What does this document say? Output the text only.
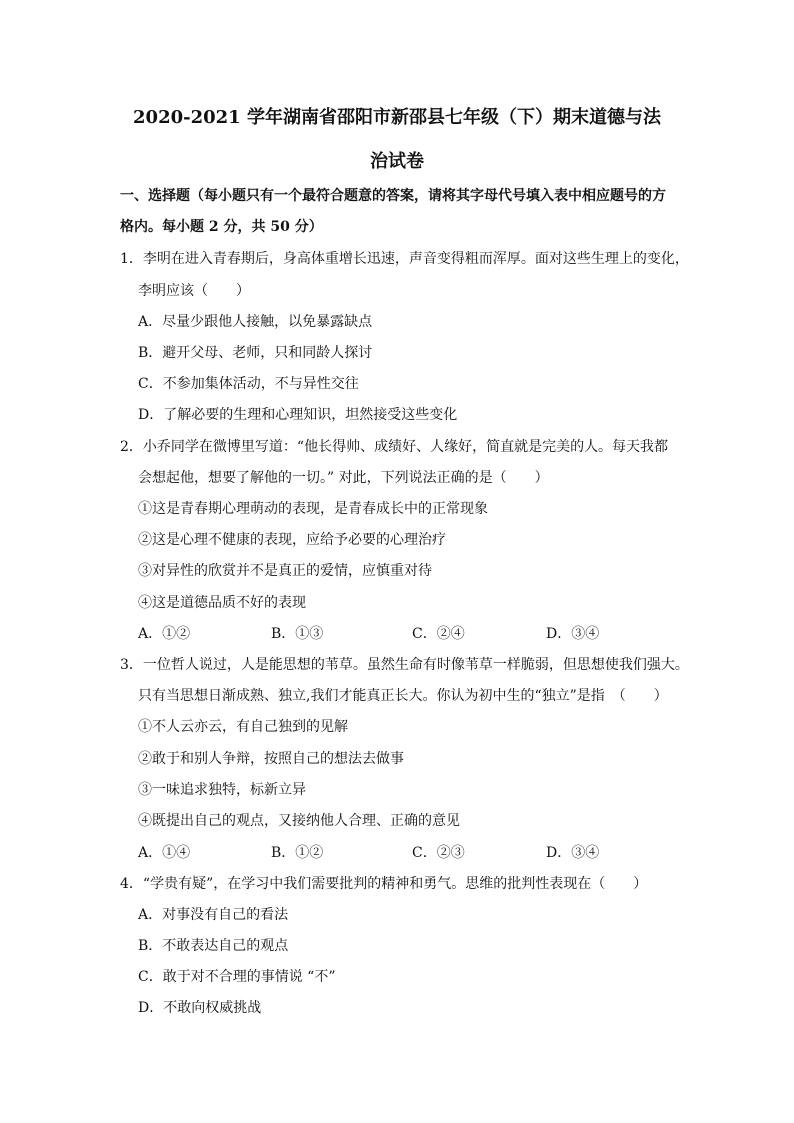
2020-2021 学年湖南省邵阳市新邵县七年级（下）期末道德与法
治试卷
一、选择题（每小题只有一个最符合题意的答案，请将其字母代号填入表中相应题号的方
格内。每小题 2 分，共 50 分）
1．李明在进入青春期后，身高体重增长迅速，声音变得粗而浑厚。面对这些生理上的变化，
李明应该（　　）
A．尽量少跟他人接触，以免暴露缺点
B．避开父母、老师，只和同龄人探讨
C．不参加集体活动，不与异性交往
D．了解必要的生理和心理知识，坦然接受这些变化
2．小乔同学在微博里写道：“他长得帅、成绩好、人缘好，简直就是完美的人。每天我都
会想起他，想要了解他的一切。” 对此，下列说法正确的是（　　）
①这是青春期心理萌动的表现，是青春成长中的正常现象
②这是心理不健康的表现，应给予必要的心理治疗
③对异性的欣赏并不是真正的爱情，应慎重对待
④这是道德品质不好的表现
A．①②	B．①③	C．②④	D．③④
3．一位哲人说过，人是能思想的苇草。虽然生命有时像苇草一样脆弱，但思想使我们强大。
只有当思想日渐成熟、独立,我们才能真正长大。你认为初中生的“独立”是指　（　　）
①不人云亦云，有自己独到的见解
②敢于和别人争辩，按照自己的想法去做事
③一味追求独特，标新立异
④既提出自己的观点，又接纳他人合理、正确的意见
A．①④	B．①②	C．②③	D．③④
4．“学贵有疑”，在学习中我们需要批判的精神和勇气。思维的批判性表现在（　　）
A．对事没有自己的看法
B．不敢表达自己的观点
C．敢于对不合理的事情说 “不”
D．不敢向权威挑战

● **DIRECTIONS FOR THIS TASK**
Return the listing above word for word, with the pictures removed.

● **TASK RESPONSE**
What does this document say? Output the text only.
2020-2021 学年湖南省邵阳市新邵县七年级（下）期末道德与法
治试卷
一、选择题（每小题只有一个最符合题意的答案，请将其字母代号填入表中相应题号的方
格内。每小题 2 分，共 50 分）
1．李明在进入青春期后，身高体重增长迅速，声音变得粗而浑厚。面对这些生理上的变化，
李明应该（　　）
A．尽量少跟他人接触，以免暴露缺点
B．避开父母、老师，只和同龄人探讨
C．不参加集体活动，不与异性交往
D．了解必要的生理和心理知识，坦然接受这些变化
2．小乔同学在微博里写道：“他长得帅、成绩好、人缘好，简直就是完美的人。每天我都
会想起他，想要了解他的一切。” 对此，下列说法正确的是（　　）
①这是青春期心理萌动的表现，是青春成长中的正常现象
②这是心理不健康的表现，应给予必要的心理治疗
③对异性的欣赏并不是真正的爱情，应慎重对待
④这是道德品质不好的表现
A．①②	B．①③	C．②④	D．③④
3．一位哲人说过，人是能思想的苇草。虽然生命有时像苇草一样脆弱，但思想使我们强大。
只有当思想日渐成熟、独立,我们才能真正长大。你认为初中生的“独立”是指　（　　）
①不人云亦云，有自己独到的见解
②敢于和别人争辩，按照自己的想法去做事
③一味追求独特，标新立异
④既提出自己的观点，又接纳他人合理、正确的意见
A．①④	B．①②	C．②③	D．③④
4．“学贵有疑”，在学习中我们需要批判的精神和勇气。思维的批判性表现在（　　）
A．对事没有自己的看法
B．不敢表达自己的观点
C．敢于对不合理的事情说 “不”
D．不敢向权威挑战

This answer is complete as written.